- Quoted passage -
-*-

By Ken Hanly     Sep 20, 2016 in Politics
The recent ceasefire negotiated by John Kerry, the US Secretary of State, and Sergei Lavrov, the Russian Foreign Minister, created tension between the U.S. Pentagon and the Department of State.
Many in the U.S. military are quite distrustful of Russia. Ironically, apart from some violations of the ceasefire by both sides, the bombing of Syrian forces at Deir ez-Zor that killed over 60 Assad forces and allowed the Islamic State to temporarily seize a key hill overlooking the airport held by the Assad government was the first very serious challenge to the ceasefire. The U.S. claimed that the attacks were a mistake but many Russian sources immediately accused the U.S. of deliberately attacking the troops because they oppose the Assad government to such a degree that they are even willing to help the Islamic State against Assad forces.
The situation was not helped by the subsequent Security Council meeting in which the U.S. envoy to the UN called the Russian call for an emergency meeting a "stunt'. Instead of trying to calm the situation both sides seemed to determined to exacerbate tensions. Kerry and Lavrov had worked hard against the odds to arrive at the ceasefire in the first place. Both sides have trouble controlling parties on each side who did not really want the ceasefire in the first place. While the attacks may have been an honest mistake, they also could have been an attempt to sabotage the ceasefire while hurting Assad.

-*-

- Exercise goal -
Can you duplicate the ceasefire article word for word, from "The situation was" up to and including "while hurting Assad."? The material after this point is unrelated to the ceasefire article.

- Source data -
-*-

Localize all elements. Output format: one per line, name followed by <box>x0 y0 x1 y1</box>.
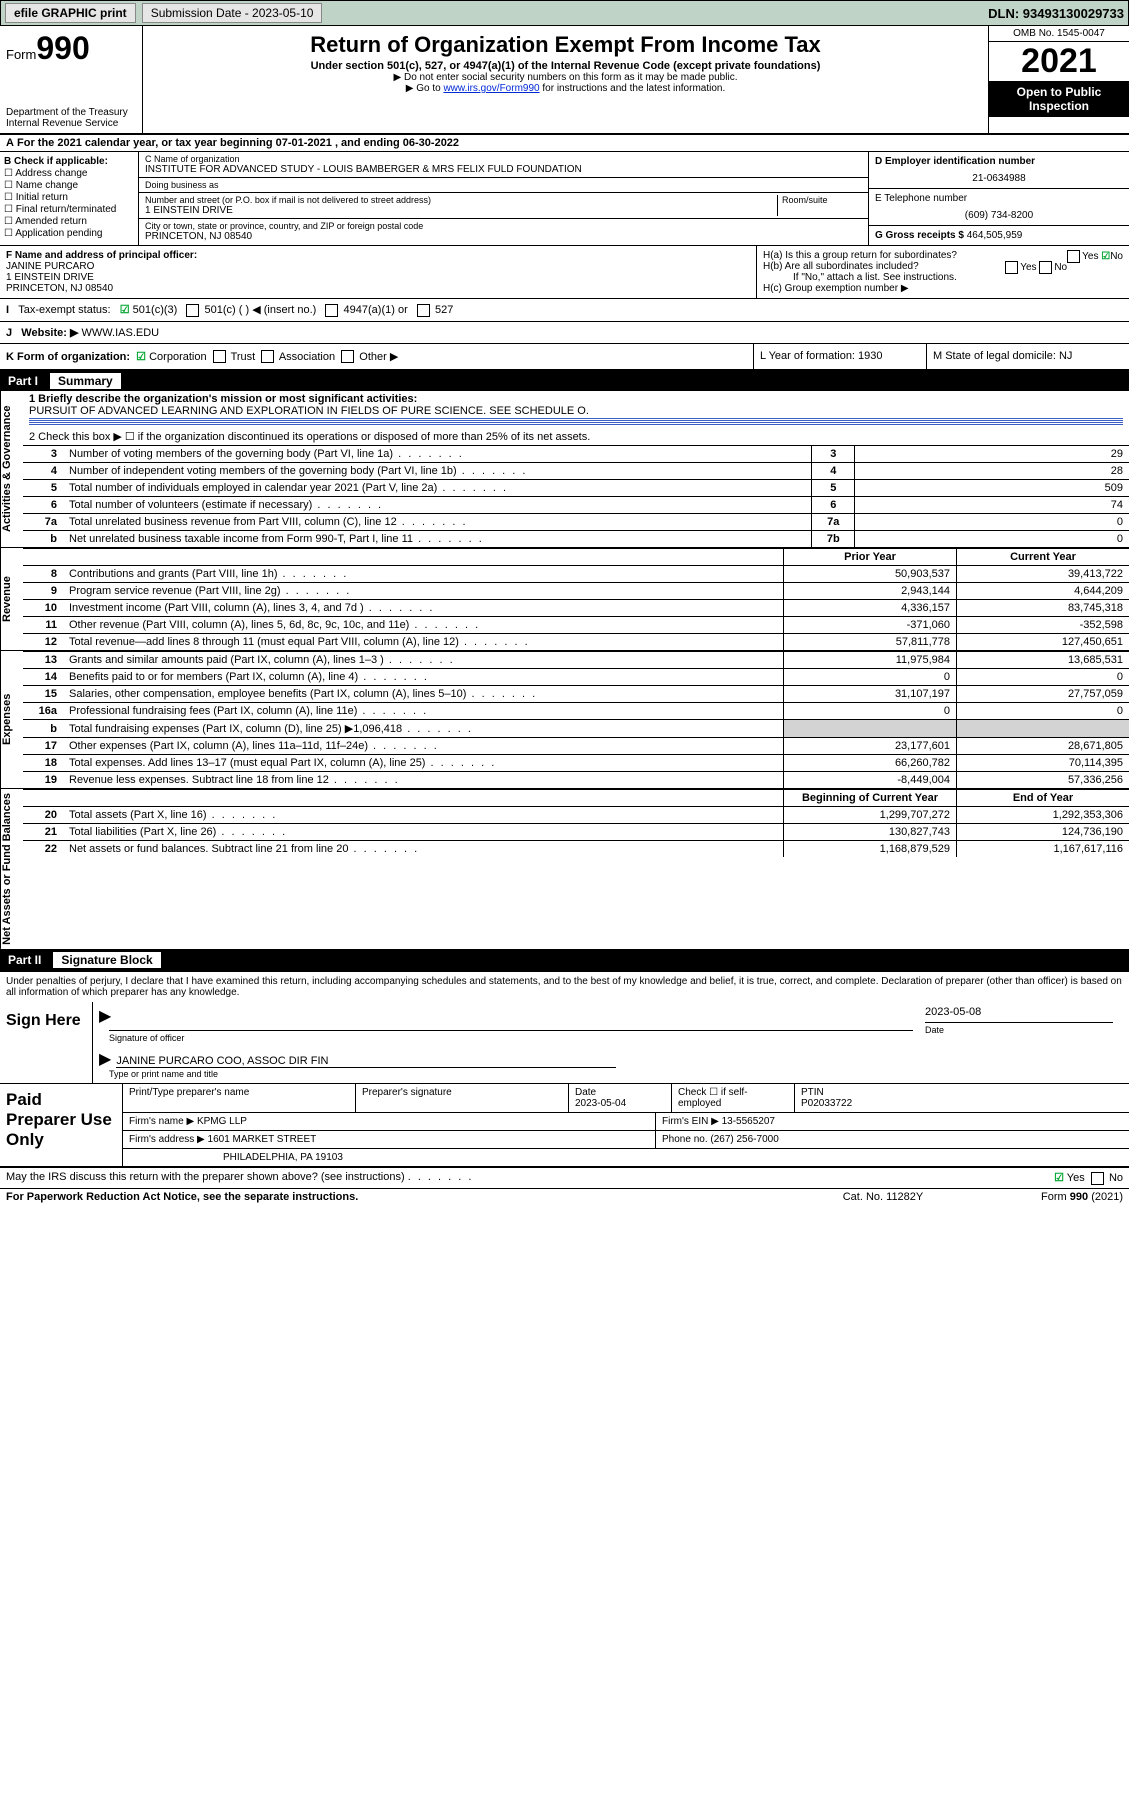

-*-

- The result -
The situation was not helped by the subsequent Security Council meeting in which the U.S. envoy to the UN called the Russian call for an emergency meeting a "stunt'. Instead of trying to calm the situation both sides seemed to determined to exacerbate tensions. Kerry and Lavrov had worked hard against the odds to arrive at the ceasefire in the first place. Both sides have trouble controlling parties on each side who did not really want the ceasefire in the first place. While the attacks may have been an honest mistake, they also could have been an attempt to sabotage the ceasefire while hurting Assad.